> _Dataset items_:
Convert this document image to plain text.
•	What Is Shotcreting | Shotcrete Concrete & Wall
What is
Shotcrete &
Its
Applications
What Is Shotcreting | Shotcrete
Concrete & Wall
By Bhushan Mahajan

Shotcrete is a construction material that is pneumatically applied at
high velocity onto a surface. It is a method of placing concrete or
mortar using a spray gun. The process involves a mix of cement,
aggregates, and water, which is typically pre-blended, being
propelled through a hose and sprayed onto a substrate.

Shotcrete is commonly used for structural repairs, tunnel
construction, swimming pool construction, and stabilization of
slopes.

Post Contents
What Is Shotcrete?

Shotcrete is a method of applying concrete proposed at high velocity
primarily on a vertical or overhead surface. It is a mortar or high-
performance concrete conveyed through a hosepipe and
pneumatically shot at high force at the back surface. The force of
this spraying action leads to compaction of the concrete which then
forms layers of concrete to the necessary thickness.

> _CHALLENGE_: Please copy out each record, character for character.

> _FULL ANSWER_:
Convert this document image to plain text.
•	What Is Shotcreting | Shotcrete Concrete & Wall
What is
Shotcrete &
Its
Applications
What Is Shotcreting | Shotcrete
Concrete & Wall
By Bhushan Mahajan

Shotcrete is a construction material that is pneumatically applied at
high velocity onto a surface. It is a method of placing concrete or
mortar using a spray gun. The process involves a mix of cement,
aggregates, and water, which is typically pre-blended, being
propelled through a hose and sprayed onto a substrate.

Shotcrete is commonly used for structural repairs, tunnel
construction, swimming pool construction, and stabilization of
slopes.

Post Contents
What Is Shotcrete?

Shotcrete is a method of applying concrete proposed at high velocity
primarily on a vertical or overhead surface. It is a mortar or high-
performance concrete conveyed through a hosepipe and
pneumatically shot at high force at the back surface. The force of
this spraying action leads to compaction of the concrete which then
forms layers of concrete to the necessary thickness.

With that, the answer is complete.